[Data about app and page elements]
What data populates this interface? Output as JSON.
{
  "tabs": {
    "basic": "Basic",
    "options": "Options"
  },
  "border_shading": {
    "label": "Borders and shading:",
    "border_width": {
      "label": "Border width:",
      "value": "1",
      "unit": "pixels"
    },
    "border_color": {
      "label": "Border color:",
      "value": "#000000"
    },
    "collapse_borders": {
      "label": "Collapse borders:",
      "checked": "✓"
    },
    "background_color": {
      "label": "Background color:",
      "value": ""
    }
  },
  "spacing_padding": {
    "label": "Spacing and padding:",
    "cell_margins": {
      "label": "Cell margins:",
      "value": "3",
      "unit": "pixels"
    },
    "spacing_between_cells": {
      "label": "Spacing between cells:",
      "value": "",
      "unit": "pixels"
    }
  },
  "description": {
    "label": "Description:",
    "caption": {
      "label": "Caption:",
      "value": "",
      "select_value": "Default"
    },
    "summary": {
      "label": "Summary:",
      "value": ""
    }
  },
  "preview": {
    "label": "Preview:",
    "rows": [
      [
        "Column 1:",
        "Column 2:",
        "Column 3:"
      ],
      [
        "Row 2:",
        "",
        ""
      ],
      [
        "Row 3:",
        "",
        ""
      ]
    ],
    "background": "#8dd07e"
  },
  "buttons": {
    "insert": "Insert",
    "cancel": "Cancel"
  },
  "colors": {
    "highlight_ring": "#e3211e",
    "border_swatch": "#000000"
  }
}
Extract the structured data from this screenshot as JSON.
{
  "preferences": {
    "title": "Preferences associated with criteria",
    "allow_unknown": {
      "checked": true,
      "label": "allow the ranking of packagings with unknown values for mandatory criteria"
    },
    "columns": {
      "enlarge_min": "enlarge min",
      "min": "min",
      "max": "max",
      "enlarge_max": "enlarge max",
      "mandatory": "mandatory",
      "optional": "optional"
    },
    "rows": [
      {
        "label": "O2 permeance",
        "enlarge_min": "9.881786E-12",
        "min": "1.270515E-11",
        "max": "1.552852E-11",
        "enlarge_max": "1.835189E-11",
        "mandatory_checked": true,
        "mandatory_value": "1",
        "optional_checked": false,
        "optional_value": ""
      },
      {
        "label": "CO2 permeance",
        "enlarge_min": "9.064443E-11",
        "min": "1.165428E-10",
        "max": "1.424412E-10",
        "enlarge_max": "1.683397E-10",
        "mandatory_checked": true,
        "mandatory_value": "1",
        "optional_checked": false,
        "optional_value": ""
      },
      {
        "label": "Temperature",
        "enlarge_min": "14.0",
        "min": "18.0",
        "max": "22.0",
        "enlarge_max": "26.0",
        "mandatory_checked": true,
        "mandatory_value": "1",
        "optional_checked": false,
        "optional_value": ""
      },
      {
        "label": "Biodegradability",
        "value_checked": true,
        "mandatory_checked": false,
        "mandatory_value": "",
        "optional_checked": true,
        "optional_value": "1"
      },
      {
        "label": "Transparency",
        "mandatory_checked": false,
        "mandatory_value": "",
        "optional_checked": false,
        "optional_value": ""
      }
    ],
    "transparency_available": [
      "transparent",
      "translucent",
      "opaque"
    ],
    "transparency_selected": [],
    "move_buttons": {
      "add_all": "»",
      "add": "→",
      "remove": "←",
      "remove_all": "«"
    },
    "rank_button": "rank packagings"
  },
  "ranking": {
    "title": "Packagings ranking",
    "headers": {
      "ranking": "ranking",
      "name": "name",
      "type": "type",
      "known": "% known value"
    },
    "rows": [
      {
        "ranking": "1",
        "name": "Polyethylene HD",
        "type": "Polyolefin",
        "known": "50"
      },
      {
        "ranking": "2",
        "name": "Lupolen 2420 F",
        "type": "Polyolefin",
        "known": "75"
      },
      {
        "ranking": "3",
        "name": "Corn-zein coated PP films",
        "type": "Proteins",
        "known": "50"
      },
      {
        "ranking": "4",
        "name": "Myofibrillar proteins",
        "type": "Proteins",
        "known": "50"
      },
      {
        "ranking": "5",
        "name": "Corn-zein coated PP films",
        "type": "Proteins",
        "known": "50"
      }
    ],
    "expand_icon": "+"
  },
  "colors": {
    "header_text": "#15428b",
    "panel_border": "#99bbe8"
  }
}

**To do**
Each line that holds the word "permeance" should be extracted from the records.

**Solution**
        "label": "O2 permeance",
        "label": "CO2 permeance",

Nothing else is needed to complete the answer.